> _Directions_
Quote every entry word for word.

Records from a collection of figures
##############################

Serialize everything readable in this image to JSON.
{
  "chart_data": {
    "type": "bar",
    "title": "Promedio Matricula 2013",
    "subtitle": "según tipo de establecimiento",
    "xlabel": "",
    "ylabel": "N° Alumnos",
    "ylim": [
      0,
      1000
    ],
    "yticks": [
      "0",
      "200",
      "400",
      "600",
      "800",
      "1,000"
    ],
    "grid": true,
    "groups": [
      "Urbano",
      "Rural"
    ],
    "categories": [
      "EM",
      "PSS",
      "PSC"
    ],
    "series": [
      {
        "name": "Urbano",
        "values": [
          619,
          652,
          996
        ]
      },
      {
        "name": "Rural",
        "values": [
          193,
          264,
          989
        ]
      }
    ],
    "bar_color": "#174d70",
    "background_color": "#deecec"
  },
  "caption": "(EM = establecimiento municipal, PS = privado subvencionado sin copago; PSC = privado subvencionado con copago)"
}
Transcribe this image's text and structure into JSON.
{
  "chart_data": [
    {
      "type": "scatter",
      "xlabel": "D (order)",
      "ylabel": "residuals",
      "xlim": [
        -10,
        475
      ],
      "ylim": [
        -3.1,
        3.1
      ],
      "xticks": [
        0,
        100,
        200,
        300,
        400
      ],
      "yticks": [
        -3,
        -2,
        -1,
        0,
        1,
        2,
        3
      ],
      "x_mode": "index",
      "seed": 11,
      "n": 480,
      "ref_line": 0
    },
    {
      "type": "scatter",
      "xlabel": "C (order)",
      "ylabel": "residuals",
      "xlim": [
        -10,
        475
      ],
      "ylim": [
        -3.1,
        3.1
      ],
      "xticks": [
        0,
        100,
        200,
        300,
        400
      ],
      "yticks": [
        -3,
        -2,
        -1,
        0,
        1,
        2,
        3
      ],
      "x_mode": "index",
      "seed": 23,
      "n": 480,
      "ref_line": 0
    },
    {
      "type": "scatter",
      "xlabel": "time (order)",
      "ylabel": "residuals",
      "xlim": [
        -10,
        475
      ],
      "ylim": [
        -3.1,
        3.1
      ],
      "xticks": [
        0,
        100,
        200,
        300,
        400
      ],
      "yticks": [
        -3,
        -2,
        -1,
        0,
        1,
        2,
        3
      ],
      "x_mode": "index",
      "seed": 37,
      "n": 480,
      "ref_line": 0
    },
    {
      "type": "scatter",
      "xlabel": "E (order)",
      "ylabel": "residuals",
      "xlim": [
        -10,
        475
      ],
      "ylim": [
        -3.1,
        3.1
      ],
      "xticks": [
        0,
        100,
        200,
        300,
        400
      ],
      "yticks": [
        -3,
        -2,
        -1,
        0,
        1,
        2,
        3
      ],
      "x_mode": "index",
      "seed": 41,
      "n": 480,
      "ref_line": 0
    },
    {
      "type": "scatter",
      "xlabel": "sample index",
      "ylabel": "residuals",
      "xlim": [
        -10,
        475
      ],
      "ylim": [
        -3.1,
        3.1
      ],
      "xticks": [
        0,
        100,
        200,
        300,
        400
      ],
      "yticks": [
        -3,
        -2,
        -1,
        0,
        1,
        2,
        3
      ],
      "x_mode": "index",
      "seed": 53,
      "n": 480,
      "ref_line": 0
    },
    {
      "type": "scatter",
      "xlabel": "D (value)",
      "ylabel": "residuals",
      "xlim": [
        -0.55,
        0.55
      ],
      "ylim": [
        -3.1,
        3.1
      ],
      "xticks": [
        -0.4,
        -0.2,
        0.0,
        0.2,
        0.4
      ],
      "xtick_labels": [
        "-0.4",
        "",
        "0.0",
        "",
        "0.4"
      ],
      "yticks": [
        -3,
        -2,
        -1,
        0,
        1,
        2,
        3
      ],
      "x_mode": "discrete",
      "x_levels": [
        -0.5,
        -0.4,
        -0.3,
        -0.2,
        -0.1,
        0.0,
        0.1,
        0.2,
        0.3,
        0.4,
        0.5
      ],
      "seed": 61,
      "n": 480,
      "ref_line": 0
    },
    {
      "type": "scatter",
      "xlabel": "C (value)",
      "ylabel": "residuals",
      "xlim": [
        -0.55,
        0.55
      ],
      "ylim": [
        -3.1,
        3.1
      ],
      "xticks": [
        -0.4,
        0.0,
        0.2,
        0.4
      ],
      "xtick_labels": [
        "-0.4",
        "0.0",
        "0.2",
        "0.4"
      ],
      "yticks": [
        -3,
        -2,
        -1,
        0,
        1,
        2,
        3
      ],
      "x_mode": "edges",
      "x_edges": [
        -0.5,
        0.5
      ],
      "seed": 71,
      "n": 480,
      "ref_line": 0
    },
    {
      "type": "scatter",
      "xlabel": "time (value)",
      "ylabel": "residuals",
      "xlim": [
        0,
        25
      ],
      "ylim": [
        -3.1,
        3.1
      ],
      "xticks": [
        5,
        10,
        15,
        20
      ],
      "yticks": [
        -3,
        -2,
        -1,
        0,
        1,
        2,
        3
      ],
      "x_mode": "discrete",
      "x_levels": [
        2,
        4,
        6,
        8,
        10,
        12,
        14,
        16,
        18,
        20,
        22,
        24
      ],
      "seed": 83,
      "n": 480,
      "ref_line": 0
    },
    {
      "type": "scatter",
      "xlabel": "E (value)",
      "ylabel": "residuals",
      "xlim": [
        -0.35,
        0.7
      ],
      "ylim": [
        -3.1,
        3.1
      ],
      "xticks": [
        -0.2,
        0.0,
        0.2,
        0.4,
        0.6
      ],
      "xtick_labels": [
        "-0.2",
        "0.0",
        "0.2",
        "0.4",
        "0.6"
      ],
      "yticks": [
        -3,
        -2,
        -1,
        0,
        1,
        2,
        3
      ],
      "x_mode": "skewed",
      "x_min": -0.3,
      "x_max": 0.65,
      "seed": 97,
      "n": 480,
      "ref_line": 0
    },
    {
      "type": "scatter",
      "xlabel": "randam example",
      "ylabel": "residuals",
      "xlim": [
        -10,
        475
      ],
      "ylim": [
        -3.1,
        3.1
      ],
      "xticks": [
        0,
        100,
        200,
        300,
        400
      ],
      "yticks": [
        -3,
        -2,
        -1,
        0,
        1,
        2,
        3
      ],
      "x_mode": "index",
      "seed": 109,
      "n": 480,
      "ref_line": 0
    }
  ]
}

##############################

> _Full answer_
Serialize everything readable in this image to JSON.
{
  "chart_data": {
    "type": "bar",
    "title": "Promedio Matricula 2013",
    "subtitle": "según tipo de establecimiento",
    "xlabel": "",
    "ylabel": "N° Alumnos",
    "ylim": [
      0,
      1000
    ],
    "yticks": [
      "0",
      "200",
      "400",
      "600",
      "800",
      "1,000"
    ],
    "grid": true,
    "groups": [
      "Urbano",
      "Rural"
    ],
    "categories": [
      "EM",
      "PSS",
      "PSC"
    ],
    "series": [
      {
        "name": "Urbano",
        "values": [
          619,
          652,
          996
        ]
      },
      {
        "name": "Rural",
        "values": [
          193,
          264,
          989
        ]
      }
    ],
    "bar_color": "#174d70",
    "background_color": "#deecec"
  },
  "caption": "(EM = establecimiento municipal, PS = privado subvencionado sin copago; PSC = privado subvencionado con copago)"
}
Transcribe this image's text and structure into JSON.
{
  "chart_data": [
    {
      "type": "scatter",
      "xlabel": "D (order)",
      "ylabel": "residuals",
      "xlim": [
        -10,
        475
      ],
      "ylim": [
        -3.1,
        3.1
      ],
      "xticks": [
        0,
        100,
        200,
        300,
        400
      ],
      "yticks": [
        -3,
        -2,
        -1,
        0,
        1,
        2,
        3
      ],
      "x_mode": "index",
      "seed": 11,
      "n": 480,
      "ref_line": 0
    },
    {
      "type": "scatter",
      "xlabel": "C (order)",
      "ylabel": "residuals",
      "xlim": [
        -10,
        475
      ],
      "ylim": [
        -3.1,
        3.1
      ],
      "xticks": [
        0,
        100,
        200,
        300,
        400
      ],
      "yticks": [
        -3,
        -2,
        -1,
        0,
        1,
        2,
        3
      ],
      "x_mode": "index",
      "seed": 23,
      "n": 480,
      "ref_line": 0
    },
    {
      "type": "scatter",
      "xlabel": "time (order)",
      "ylabel": "residuals",
      "xlim": [
        -10,
        475
      ],
      "ylim": [
        -3.1,
        3.1
      ],
      "xticks": [
        0,
        100,
        200,
        300,
        400
      ],
      "yticks": [
        -3,
        -2,
        -1,
        0,
        1,
        2,
        3
      ],
      "x_mode": "index",
      "seed": 37,
      "n": 480,
      "ref_line": 0
    },
    {
      "type": "scatter",
      "xlabel": "E (order)",
      "ylabel": "residuals",
      "xlim": [
        -10,
        475
      ],
      "ylim": [
        -3.1,
        3.1
      ],
      "xticks": [
        0,
        100,
        200,
        300,
        400
      ],
      "yticks": [
        -3,
        -2,
        -1,
        0,
        1,
        2,
        3
      ],
      "x_mode": "index",
      "seed": 41,
      "n": 480,
      "ref_line": 0
    },
    {
      "type": "scatter",
      "xlabel": "sample index",
      "ylabel": "residuals",
      "xlim": [
        -10,
        475
      ],
      "ylim": [
        -3.1,
        3.1
      ],
      "xticks": [
        0,
        100,
        200,
        300,
        400
      ],
      "yticks": [
        -3,
        -2,
        -1,
        0,
        1,
        2,
        3
      ],
      "x_mode": "index",
      "seed": 53,
      "n": 480,
      "ref_line": 0
    },
    {
      "type": "scatter",
      "xlabel": "D (value)",
      "ylabel": "residuals",
      "xlim": [
        -0.55,
        0.55
      ],
      "ylim": [
        -3.1,
        3.1
      ],
      "xticks": [
        -0.4,
        -0.2,
        0.0,
        0.2,
        0.4
      ],
      "xtick_labels": [
        "-0.4",
        "",
        "0.0",
        "",
        "0.4"
      ],
      "yticks": [
        -3,
        -2,
        -1,
        0,
        1,
        2,
        3
      ],
      "x_mode": "discrete",
      "x_levels": [
        -0.5,
        -0.4,
        -0.3,
        -0.2,
        -0.1,
        0.0,
        0.1,
        0.2,
        0.3,
        0.4,
        0.5
      ],
      "seed": 61,
      "n": 480,
      "ref_line": 0
    },
    {
      "type": "scatter",
      "xlabel": "C (value)",
      "ylabel": "residuals",
      "xlim": [
        -0.55,
        0.55
      ],
      "ylim": [
        -3.1,
        3.1
      ],
      "xticks": [
        -0.4,
        0.0,
        0.2,
        0.4
      ],
      "xtick_labels": [
        "-0.4",
        "0.0",
        "0.2",
        "0.4"
      ],
      "yticks": [
        -3,
        -2,
        -1,
        0,
        1,
        2,
        3
      ],
      "x_mode": "edges",
      "x_edges": [
        -0.5,
        0.5
      ],
      "seed": 71,
      "n": 480,
      "ref_line": 0
    },
    {
      "type": "scatter",
      "xlabel": "time (value)",
      "ylabel": "residuals",
      "xlim": [
        0,
        25
      ],
      "ylim": [
        -3.1,
        3.1
      ],
      "xticks": [
        5,
        10,
        15,
        20
      ],
      "yticks": [
        -3,
        -2,
        -1,
        0,
        1,
        2,
        3
      ],
      "x_mode": "discrete",
      "x_levels": [
        2,
        4,
        6,
        8,
        10,
        12,
        14,
        16,
        18,
        20,
        22,
        24
      ],
      "seed": 83,
      "n": 480,
      "ref_line": 0
    },
    {
      "type": "scatter",
      "xlabel": "E (value)",
      "ylabel": "residuals",
      "xlim": [
        -0.35,
        0.7
      ],
      "ylim": [
        -3.1,
        3.1
      ],
      "xticks": [
        -0.2,
        0.0,
        0.2,
        0.4,
        0.6
      ],
      "xtick_labels": [
        "-0.2",
        "0.0",
        "0.2",
        "0.4",
        "0.6"
      ],
      "yticks": [
        -3,
        -2,
        -1,
        0,
        1,
        2,
        3
      ],
      "x_mode": "skewed",
      "x_min": -0.3,
      "x_max": 0.65,
      "seed": 97,
      "n": 480,
      "ref_line": 0
    },
    {
      "type": "scatter",
      "xlabel": "randam example",
      "ylabel": "residuals",
      "xlim": [
        -10,
        475
      ],
      "ylim": [
        -3.1,
        3.1
      ],
      "xticks": [
        0,
        100,
        200,
        300,
        400
      ],
      "yticks": [
        -3,
        -2,
        -1,
        0,
        1,
        2,
        3
      ],
      "x_mode": "index",
      "seed": 109,
      "n": 480,
      "ref_line": 0
    }
  ]
}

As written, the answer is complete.